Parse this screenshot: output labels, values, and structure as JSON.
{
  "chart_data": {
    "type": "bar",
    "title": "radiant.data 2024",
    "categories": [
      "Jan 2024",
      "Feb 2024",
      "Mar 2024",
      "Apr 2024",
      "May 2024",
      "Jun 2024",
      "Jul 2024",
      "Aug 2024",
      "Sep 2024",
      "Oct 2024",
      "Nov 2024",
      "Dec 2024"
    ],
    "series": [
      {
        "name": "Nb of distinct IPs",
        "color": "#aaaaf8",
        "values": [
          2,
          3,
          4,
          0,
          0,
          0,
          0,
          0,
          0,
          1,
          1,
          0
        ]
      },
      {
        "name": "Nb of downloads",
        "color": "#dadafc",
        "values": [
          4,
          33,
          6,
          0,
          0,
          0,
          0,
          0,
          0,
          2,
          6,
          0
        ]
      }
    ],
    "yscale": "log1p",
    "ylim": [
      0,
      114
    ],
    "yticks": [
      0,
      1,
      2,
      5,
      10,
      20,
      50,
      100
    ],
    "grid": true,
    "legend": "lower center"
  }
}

...

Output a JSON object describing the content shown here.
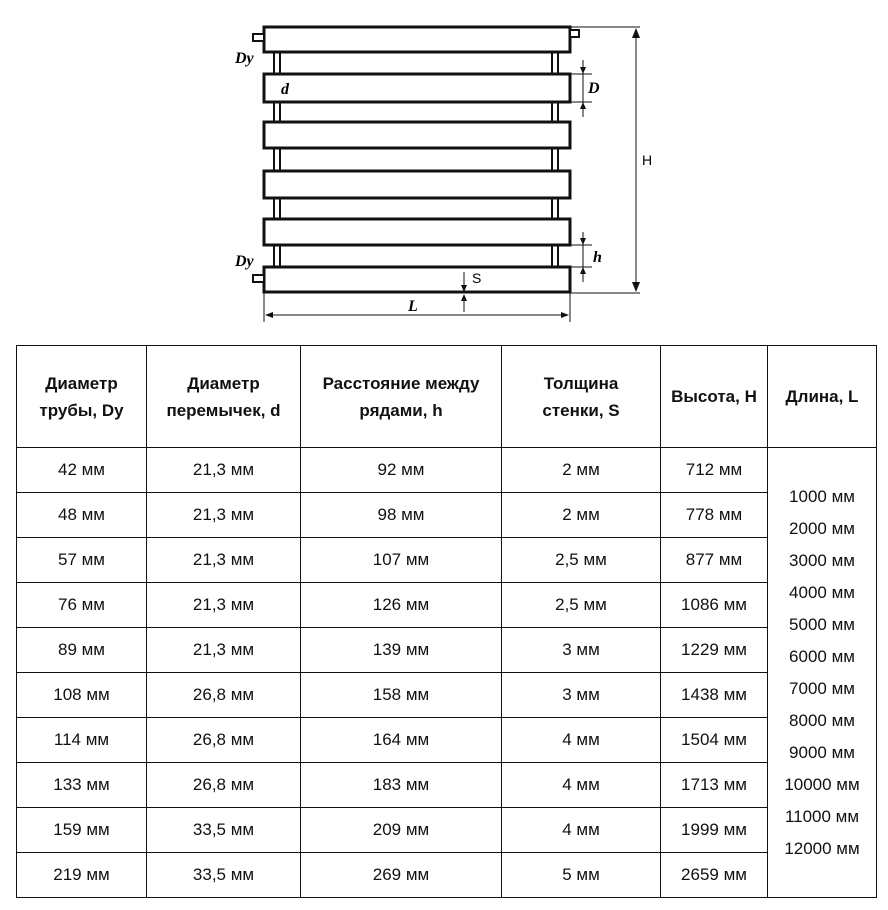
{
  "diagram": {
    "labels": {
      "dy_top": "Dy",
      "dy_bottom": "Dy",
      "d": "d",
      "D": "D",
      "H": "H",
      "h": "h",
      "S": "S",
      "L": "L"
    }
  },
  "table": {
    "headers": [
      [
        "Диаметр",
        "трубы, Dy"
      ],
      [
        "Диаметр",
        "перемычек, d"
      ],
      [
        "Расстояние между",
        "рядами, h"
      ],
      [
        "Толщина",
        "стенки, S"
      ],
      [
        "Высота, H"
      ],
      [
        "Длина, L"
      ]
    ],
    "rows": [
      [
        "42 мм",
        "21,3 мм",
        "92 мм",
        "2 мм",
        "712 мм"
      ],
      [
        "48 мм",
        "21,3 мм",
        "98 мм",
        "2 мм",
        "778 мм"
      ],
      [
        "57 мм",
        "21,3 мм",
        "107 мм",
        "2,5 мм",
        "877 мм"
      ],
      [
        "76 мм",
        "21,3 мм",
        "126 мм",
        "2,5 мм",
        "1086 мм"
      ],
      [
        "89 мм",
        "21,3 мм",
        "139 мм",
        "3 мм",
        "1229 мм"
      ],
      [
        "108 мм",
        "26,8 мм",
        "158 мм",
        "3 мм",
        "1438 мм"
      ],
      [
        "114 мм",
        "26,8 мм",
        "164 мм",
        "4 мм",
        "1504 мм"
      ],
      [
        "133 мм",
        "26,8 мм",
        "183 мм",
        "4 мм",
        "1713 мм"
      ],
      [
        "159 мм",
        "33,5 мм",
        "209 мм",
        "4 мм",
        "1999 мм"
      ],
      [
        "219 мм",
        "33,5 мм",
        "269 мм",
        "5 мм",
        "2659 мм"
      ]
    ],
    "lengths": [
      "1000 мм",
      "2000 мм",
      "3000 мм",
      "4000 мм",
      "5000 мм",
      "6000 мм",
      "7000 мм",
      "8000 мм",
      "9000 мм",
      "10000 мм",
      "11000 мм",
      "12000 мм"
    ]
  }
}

▶ _Written task_
Search the preceding listing for the word "JSON" and pull out every line that holds it.

▶ _Output for this exercise_
Parse this screenshot: output labels, values, and structure as JSON.
Output a JSON object describing the content shown here.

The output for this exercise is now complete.